## Task inputs
>>

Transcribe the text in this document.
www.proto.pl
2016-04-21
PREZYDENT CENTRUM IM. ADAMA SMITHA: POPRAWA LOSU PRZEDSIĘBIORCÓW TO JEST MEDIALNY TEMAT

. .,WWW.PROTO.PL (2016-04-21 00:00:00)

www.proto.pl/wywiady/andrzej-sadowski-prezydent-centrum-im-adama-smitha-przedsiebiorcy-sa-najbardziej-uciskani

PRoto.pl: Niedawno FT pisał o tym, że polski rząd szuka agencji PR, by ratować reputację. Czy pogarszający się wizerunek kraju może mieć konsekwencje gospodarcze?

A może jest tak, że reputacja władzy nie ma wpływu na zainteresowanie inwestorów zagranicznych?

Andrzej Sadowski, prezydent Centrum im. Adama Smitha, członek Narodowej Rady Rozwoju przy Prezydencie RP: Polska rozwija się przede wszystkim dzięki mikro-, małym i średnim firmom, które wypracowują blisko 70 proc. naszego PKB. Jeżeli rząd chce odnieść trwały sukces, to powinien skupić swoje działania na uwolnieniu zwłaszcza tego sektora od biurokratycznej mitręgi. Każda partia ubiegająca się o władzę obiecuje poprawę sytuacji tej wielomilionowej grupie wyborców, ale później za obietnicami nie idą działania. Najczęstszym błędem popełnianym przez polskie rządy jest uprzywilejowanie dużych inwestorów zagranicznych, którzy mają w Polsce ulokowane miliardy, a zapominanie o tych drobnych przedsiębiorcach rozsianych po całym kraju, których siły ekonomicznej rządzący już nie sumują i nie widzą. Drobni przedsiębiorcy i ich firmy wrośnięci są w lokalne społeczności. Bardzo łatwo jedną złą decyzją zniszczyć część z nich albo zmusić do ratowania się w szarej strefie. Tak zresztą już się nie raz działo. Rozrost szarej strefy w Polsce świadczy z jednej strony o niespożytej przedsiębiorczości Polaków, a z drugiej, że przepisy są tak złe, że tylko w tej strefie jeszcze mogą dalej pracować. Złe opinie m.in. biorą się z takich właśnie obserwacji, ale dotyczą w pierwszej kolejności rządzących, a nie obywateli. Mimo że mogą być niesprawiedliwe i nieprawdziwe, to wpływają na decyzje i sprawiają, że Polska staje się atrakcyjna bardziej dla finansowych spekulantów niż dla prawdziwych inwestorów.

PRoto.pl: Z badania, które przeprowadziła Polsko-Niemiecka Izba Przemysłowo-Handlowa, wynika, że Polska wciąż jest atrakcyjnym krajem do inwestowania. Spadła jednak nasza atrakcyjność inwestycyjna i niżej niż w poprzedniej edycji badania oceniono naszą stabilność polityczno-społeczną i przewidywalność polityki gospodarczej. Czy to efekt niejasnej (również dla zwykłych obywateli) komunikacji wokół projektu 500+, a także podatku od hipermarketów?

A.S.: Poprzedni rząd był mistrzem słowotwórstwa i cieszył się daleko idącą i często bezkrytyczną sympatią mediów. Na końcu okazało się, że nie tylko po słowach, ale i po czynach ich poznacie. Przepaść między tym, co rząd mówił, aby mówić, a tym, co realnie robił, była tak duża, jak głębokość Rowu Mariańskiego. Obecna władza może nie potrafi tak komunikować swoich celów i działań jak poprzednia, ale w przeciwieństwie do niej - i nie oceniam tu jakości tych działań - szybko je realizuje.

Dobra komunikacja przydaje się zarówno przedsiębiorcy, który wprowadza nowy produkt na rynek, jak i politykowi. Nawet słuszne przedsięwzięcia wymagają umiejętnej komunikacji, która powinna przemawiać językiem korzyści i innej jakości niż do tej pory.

<<

## Requirement
Work out how many lines of the data above hold the word "komunikacji", and write only the count.

## Output for this task
2